> [Prompt] Give every line of the material again, exactly as written.

Data records start

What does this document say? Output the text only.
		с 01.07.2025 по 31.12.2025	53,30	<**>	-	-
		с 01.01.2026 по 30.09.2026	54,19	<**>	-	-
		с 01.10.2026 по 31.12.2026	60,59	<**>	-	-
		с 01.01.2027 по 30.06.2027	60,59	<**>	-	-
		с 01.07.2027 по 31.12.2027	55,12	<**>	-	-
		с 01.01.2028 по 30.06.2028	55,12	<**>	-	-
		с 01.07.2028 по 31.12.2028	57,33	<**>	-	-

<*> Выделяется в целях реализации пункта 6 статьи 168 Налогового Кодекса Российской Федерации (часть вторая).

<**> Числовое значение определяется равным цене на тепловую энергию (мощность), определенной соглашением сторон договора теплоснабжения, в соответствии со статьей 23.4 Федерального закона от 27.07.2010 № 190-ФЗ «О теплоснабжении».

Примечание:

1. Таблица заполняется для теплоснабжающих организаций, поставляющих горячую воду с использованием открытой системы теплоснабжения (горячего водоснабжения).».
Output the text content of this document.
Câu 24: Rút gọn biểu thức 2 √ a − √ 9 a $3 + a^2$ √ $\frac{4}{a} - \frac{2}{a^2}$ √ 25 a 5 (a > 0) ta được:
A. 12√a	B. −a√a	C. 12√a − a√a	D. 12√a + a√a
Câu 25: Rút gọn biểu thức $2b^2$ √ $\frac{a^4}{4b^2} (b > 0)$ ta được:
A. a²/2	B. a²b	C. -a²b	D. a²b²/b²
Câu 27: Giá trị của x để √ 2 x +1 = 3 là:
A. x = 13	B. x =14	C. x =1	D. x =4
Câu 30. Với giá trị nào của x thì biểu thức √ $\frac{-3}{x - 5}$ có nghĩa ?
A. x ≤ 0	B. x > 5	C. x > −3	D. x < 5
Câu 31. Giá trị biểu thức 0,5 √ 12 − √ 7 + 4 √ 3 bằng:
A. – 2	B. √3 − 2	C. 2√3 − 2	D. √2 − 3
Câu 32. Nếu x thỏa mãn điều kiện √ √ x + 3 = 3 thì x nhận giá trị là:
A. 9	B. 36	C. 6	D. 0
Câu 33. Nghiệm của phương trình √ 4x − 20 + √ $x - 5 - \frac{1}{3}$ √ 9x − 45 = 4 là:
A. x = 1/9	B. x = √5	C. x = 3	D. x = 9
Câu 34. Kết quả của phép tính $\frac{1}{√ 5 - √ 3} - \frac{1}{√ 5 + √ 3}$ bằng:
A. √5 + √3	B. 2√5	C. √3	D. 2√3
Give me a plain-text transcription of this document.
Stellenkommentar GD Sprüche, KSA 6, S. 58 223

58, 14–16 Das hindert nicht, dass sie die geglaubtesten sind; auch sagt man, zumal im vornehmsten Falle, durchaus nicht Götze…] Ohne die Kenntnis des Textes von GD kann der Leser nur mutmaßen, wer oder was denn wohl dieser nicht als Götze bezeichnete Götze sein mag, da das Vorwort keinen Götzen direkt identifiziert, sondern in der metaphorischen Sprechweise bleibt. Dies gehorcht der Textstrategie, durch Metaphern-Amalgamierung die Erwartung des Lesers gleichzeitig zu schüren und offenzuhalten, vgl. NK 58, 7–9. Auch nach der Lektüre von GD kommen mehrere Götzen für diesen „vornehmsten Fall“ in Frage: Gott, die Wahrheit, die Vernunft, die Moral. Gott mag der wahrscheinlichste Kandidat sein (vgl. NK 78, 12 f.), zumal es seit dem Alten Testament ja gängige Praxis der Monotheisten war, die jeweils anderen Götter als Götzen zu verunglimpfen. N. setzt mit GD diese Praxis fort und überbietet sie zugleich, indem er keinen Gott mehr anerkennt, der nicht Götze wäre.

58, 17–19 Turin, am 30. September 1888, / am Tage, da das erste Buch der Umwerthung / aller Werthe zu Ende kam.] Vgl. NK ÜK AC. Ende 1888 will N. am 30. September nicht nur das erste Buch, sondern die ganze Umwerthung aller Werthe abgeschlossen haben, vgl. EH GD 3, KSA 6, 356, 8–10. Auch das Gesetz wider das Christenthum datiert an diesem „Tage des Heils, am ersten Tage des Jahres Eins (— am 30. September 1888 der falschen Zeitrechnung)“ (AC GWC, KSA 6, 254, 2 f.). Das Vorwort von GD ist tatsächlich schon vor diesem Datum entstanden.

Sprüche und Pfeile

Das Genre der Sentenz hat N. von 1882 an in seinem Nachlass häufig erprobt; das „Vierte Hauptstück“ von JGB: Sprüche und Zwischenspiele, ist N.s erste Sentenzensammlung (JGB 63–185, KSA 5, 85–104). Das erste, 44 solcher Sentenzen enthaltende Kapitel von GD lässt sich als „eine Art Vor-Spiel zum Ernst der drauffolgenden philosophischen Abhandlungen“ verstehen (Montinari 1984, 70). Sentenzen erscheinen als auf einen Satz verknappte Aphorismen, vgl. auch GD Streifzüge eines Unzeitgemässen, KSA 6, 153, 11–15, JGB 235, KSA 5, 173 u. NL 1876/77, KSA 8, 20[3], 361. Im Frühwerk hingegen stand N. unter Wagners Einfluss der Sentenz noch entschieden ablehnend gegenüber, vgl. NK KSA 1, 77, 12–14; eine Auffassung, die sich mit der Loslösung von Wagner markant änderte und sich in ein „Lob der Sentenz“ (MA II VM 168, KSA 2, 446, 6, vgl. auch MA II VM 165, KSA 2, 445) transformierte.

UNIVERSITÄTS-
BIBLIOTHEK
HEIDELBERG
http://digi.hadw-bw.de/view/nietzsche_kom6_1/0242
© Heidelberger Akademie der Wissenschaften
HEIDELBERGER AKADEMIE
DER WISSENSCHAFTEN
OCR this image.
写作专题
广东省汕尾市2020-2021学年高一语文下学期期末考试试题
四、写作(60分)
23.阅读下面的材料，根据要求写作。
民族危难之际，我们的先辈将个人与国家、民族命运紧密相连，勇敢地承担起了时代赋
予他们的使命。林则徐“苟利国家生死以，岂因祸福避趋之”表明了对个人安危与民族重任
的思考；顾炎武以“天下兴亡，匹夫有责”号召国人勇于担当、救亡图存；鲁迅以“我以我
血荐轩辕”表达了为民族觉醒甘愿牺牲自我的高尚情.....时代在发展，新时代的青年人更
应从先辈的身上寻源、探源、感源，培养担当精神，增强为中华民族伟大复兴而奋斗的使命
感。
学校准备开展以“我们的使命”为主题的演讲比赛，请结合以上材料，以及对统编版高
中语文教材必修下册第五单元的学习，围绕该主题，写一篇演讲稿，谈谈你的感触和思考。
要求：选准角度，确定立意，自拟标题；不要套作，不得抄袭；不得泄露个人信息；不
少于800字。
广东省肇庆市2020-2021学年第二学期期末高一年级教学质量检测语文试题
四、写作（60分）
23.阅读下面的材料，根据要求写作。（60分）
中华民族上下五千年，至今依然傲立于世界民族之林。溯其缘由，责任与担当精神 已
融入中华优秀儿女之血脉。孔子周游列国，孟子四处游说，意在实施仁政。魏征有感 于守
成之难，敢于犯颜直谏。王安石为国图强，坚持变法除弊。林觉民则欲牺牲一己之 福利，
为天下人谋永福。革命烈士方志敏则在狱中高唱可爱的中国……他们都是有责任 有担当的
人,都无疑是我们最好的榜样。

Data records end

> [Full answer]
What does this document say? Output the text only.
		с 01.07.2025 по 31.12.2025	53,30	<**>	-	-
		с 01.01.2026 по 30.09.2026	54,19	<**>	-	-
		с 01.10.2026 по 31.12.2026	60,59	<**>	-	-
		с 01.01.2027 по 30.06.2027	60,59	<**>	-	-
		с 01.07.2027 по 31.12.2027	55,12	<**>	-	-
		с 01.01.2028 по 30.06.2028	55,12	<**>	-	-
		с 01.07.2028 по 31.12.2028	57,33	<**>	-	-

<*> Выделяется в целях реализации пункта 6 статьи 168 Налогового Кодекса Российской Федерации (часть вторая).

<**> Числовое значение определяется равным цене на тепловую энергию (мощность), определенной соглашением сторон договора теплоснабжения, в соответствии со статьей 23.4 Федерального закона от 27.07.2010 № 190-ФЗ «О теплоснабжении».

Примечание:

1. Таблица заполняется для теплоснабжающих организаций, поставляющих горячую воду с использованием открытой системы теплоснабжения (горячего водоснабжения).».
Output the text content of this document.
Câu 24: Rút gọn biểu thức 2 √ a − √ 9 a $3 + a^2$ √ $\frac{4}{a} - \frac{2}{a^2}$ √ 25 a 5 (a > 0) ta được:
A. 12√a	B. −a√a	C. 12√a − a√a	D. 12√a + a√a
Câu 25: Rút gọn biểu thức $2b^2$ √ $\frac{a^4}{4b^2} (b > 0)$ ta được:
A. a²/2	B. a²b	C. -a²b	D. a²b²/b²
Câu 27: Giá trị của x để √ 2 x +1 = 3 là:
A. x = 13	B. x =14	C. x =1	D. x =4
Câu 30. Với giá trị nào của x thì biểu thức √ $\frac{-3}{x - 5}$ có nghĩa ?
A. x ≤ 0	B. x > 5	C. x > −3	D. x < 5
Câu 31. Giá trị biểu thức 0,5 √ 12 − √ 7 + 4 √ 3 bằng:
A. – 2	B. √3 − 2	C. 2√3 − 2	D. √2 − 3
Câu 32. Nếu x thỏa mãn điều kiện √ √ x + 3 = 3 thì x nhận giá trị là:
A. 9	B. 36	C. 6	D. 0
Câu 33. Nghiệm của phương trình √ 4x − 20 + √ $x - 5 - \frac{1}{3}$ √ 9x − 45 = 4 là:
A. x = 1/9	B. x = √5	C. x = 3	D. x = 9
Câu 34. Kết quả của phép tính $\frac{1}{√ 5 - √ 3} - \frac{1}{√ 5 + √ 3}$ bằng:
A. √5 + √3	B. 2√5	C. √3	D. 2√3
Give me a plain-text transcription of this document.
Stellenkommentar GD Sprüche, KSA 6, S. 58 223

58, 14–16 Das hindert nicht, dass sie die geglaubtesten sind; auch sagt man, zumal im vornehmsten Falle, durchaus nicht Götze…] Ohne die Kenntnis des Textes von GD kann der Leser nur mutmaßen, wer oder was denn wohl dieser nicht als Götze bezeichnete Götze sein mag, da das Vorwort keinen Götzen direkt identifiziert, sondern in der metaphorischen Sprechweise bleibt. Dies gehorcht der Textstrategie, durch Metaphern-Amalgamierung die Erwartung des Lesers gleichzeitig zu schüren und offenzuhalten, vgl. NK 58, 7–9. Auch nach der Lektüre von GD kommen mehrere Götzen für diesen „vornehmsten Fall“ in Frage: Gott, die Wahrheit, die Vernunft, die Moral. Gott mag der wahrscheinlichste Kandidat sein (vgl. NK 78, 12 f.), zumal es seit dem Alten Testament ja gängige Praxis der Monotheisten war, die jeweils anderen Götter als Götzen zu verunglimpfen. N. setzt mit GD diese Praxis fort und überbietet sie zugleich, indem er keinen Gott mehr anerkennt, der nicht Götze wäre.

58, 17–19 Turin, am 30. September 1888, / am Tage, da das erste Buch der Umwerthung / aller Werthe zu Ende kam.] Vgl. NK ÜK AC. Ende 1888 will N. am 30. September nicht nur das erste Buch, sondern die ganze Umwerthung aller Werthe abgeschlossen haben, vgl. EH GD 3, KSA 6, 356, 8–10. Auch das Gesetz wider das Christenthum datiert an diesem „Tage des Heils, am ersten Tage des Jahres Eins (— am 30. September 1888 der falschen Zeitrechnung)“ (AC GWC, KSA 6, 254, 2 f.). Das Vorwort von GD ist tatsächlich schon vor diesem Datum entstanden.

Sprüche und Pfeile

Das Genre der Sentenz hat N. von 1882 an in seinem Nachlass häufig erprobt; das „Vierte Hauptstück“ von JGB: Sprüche und Zwischenspiele, ist N.s erste Sentenzensammlung (JGB 63–185, KSA 5, 85–104). Das erste, 44 solcher Sentenzen enthaltende Kapitel von GD lässt sich als „eine Art Vor-Spiel zum Ernst der drauffolgenden philosophischen Abhandlungen“ verstehen (Montinari 1984, 70). Sentenzen erscheinen als auf einen Satz verknappte Aphorismen, vgl. auch GD Streifzüge eines Unzeitgemässen, KSA 6, 153, 11–15, JGB 235, KSA 5, 173 u. NL 1876/77, KSA 8, 20[3], 361. Im Frühwerk hingegen stand N. unter Wagners Einfluss der Sentenz noch entschieden ablehnend gegenüber, vgl. NK KSA 1, 77, 12–14; eine Auffassung, die sich mit der Loslösung von Wagner markant änderte und sich in ein „Lob der Sentenz“ (MA II VM 168, KSA 2, 446, 6, vgl. auch MA II VM 165, KSA 2, 445) transformierte.

UNIVERSITÄTS-
BIBLIOTHEK
HEIDELBERG
http://digi.hadw-bw.de/view/nietzsche_kom6_1/0242
© Heidelberger Akademie der Wissenschaften
HEIDELBERGER AKADEMIE
DER WISSENSCHAFTEN
OCR this image.
写作专题
广东省汕尾市2020-2021学年高一语文下学期期末考试试题
四、写作(60分)
23.阅读下面的材料，根据要求写作。
民族危难之际，我们的先辈将个人与国家、民族命运紧密相连，勇敢地承担起了时代赋
予他们的使命。林则徐“苟利国家生死以，岂因祸福避趋之”表明了对个人安危与民族重任
的思考；顾炎武以“天下兴亡，匹夫有责”号召国人勇于担当、救亡图存；鲁迅以“我以我
血荐轩辕”表达了为民族觉醒甘愿牺牲自我的高尚情.....时代在发展，新时代的青年人更
应从先辈的身上寻源、探源、感源，培养担当精神，增强为中华民族伟大复兴而奋斗的使命
感。
学校准备开展以“我们的使命”为主题的演讲比赛，请结合以上材料，以及对统编版高
中语文教材必修下册第五单元的学习，围绕该主题，写一篇演讲稿，谈谈你的感触和思考。
要求：选准角度，确定立意，自拟标题；不要套作，不得抄袭；不得泄露个人信息；不
少于800字。
广东省肇庆市2020-2021学年第二学期期末高一年级教学质量检测语文试题
四、写作（60分）
23.阅读下面的材料，根据要求写作。（60分）
中华民族上下五千年，至今依然傲立于世界民族之林。溯其缘由，责任与担当精神 已
融入中华优秀儿女之血脉。孔子周游列国，孟子四处游说，意在实施仁政。魏征有感 于守
成之难，敢于犯颜直谏。王安石为国图强，坚持变法除弊。林觉民则欲牺牲一己之 福利，
为天下人谋永福。革命烈士方志敏则在狱中高唱可爱的中国……他们都是有责任 有担当的
人,都无疑是我们最好的榜样。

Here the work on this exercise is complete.